Data excerpts
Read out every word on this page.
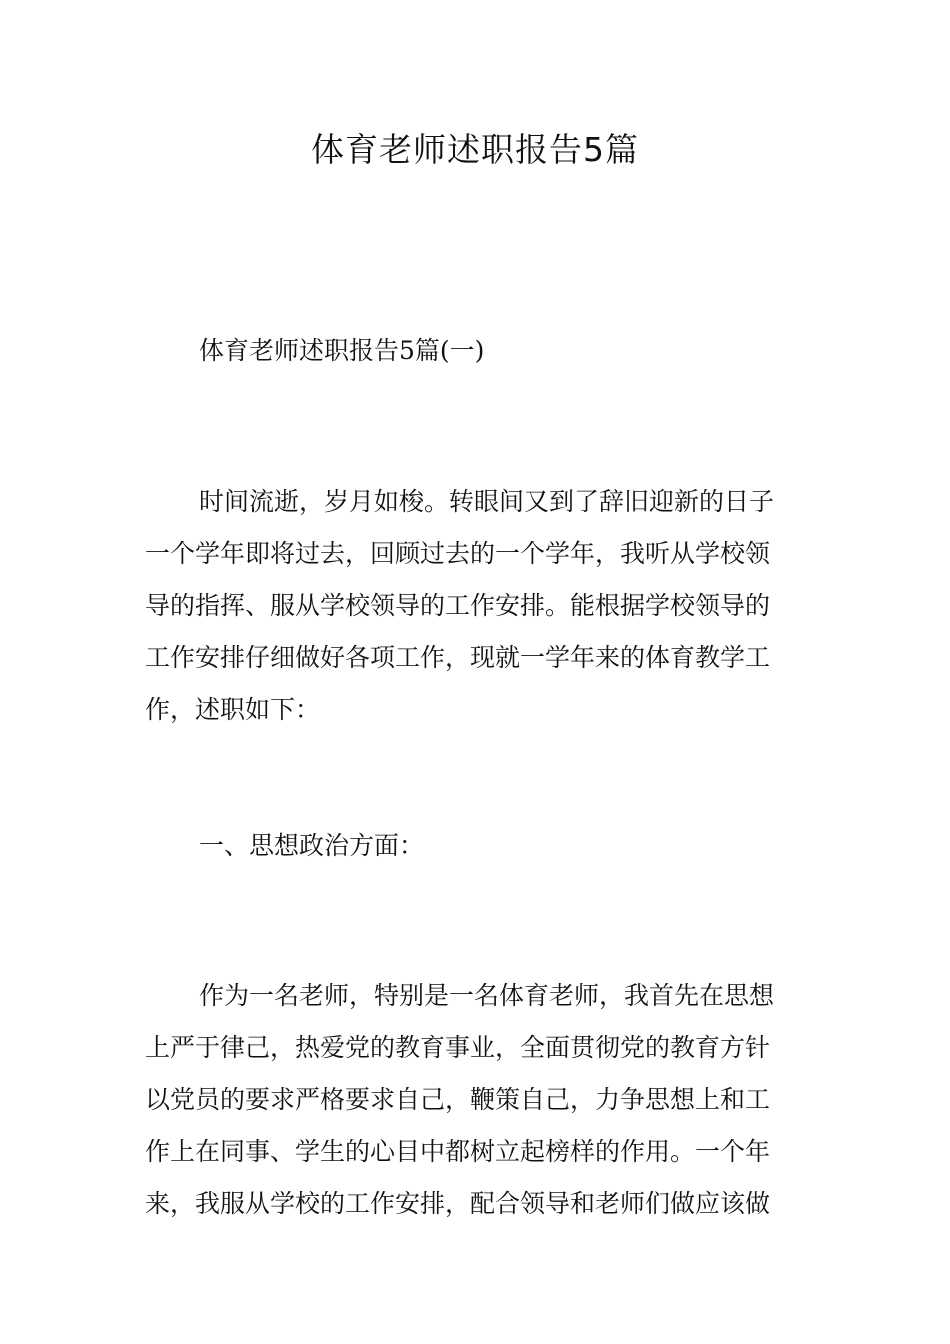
体育老师述职报告5篇

体育老师述职报告5篇(一)

时间流逝，岁月如梭。转眼间又到了辞旧迎新的日子
一个学年即将过去，回顾过去的一个学年，我听从学校领
导的指挥、服从学校领导的工作安排。能根据学校领导的
工作安排仔细做好各项工作，现就一学年来的体育教学工
作，述职如下：

一、思想政治方面：

作为一名老师，特别是一名体育老师，我首先在思想
上严于律己，热爱党的教育事业，全面贯彻党的教育方针
以党员的要求严格要求自己，鞭策自己，力争思想上和工
作上在同事、学生的心目中都树立起榜样的作用。一个年
来，我服从学校的工作安排，配合领导和老师们做应该做
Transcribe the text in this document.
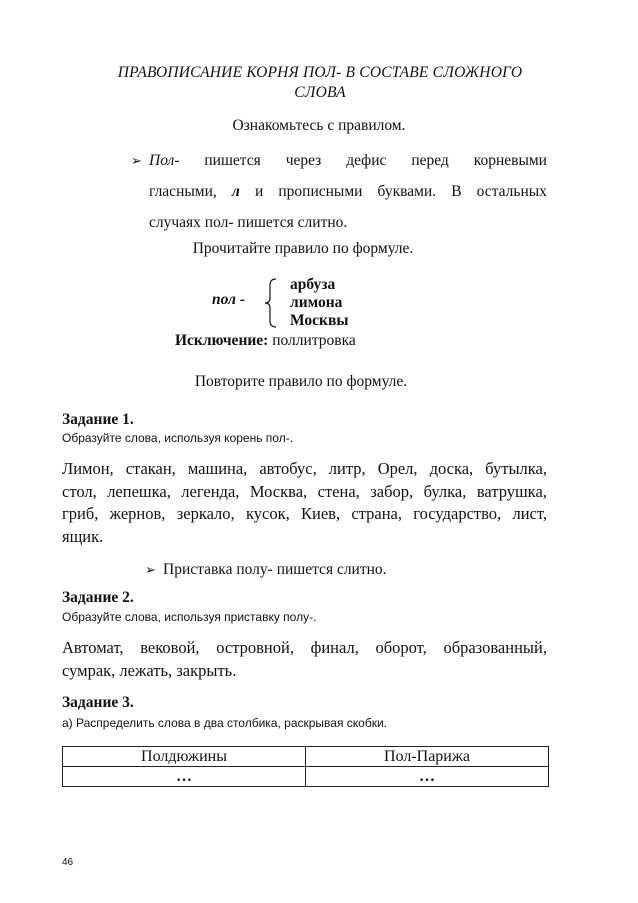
ПРАВОПИСАНИЕ КОРНЯ ПОЛ- В СОСТАВЕ СЛОЖНОГО
СЛОВА
Ознакомьтесь с правилом.
➢ Пол- пишется через дефис перед корневыми
гласными, л и прописными буквами. В остальных
случаях пол- пишется слитно.
Прочитайте правило по формуле.
пол -
арбуза
лимона
Москвы
Исключение: поллитровка
Повторите правило по формуле.
Задание 1.
Образуйте слова, используя корень пол-.
Лимон, стакан, машина, автобус, литр, Орел, доска, бутылка,
стол, лепешка, легенда, Москва, стена, забор, булка, ватрушка,
гриб, жернов, зеркало, кусок, Киев, страна, государство, лист,
ящик.
➢ Приставка полу- пишется слитно.
Задание 2.
Образуйте слова, используя приставку полу-.
Автомат, вековой, островной, финал, оборот, образованный,
сумрак, лежать, закрыть.
Задание 3.
а) Распределить слова в два столбика, раскрывая скобки.
Полдюжины	Пол-Парижа
…	…
46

Exercise objective
Go through the entries above and output them exactly, without pictures.

Correct answer
Read out every word on this page.
体育老师述职报告5篇

体育老师述职报告5篇(一)

时间流逝，岁月如梭。转眼间又到了辞旧迎新的日子
一个学年即将过去，回顾过去的一个学年，我听从学校领
导的指挥、服从学校领导的工作安排。能根据学校领导的
工作安排仔细做好各项工作，现就一学年来的体育教学工
作，述职如下：

一、思想政治方面：

作为一名老师，特别是一名体育老师，我首先在思想
上严于律己，热爱党的教育事业，全面贯彻党的教育方针
以党员的要求严格要求自己，鞭策自己，力争思想上和工
作上在同事、学生的心目中都树立起榜样的作用。一个年
来，我服从学校的工作安排，配合领导和老师们做应该做
Transcribe the text in this document.
ПРАВОПИСАНИЕ КОРНЯ ПОЛ- В СОСТАВЕ СЛОЖНОГО
СЛОВА
Ознакомьтесь с правилом.
➢ Пол- пишется через дефис перед корневыми
гласными, л и прописными буквами. В остальных
случаях пол- пишется слитно.
Прочитайте правило по формуле.
пол -
арбуза
лимона
Москвы
Исключение: поллитровка
Повторите правило по формуле.
Задание 1.
Образуйте слова, используя корень пол-.
Лимон, стакан, машина, автобус, литр, Орел, доска, бутылка,
стол, лепешка, легенда, Москва, стена, забор, булка, ватрушка,
гриб, жернов, зеркало, кусок, Киев, страна, государство, лист,
ящик.
➢ Приставка полу- пишется слитно.
Задание 2.
Образуйте слова, используя приставку полу-.
Автомат, вековой, островной, финал, оборот, образованный,
сумрак, лежать, закрыть.
Задание 3.
а) Распределить слова в два столбика, раскрывая скобки.
Полдюжины	Пол-Парижа
…	…
46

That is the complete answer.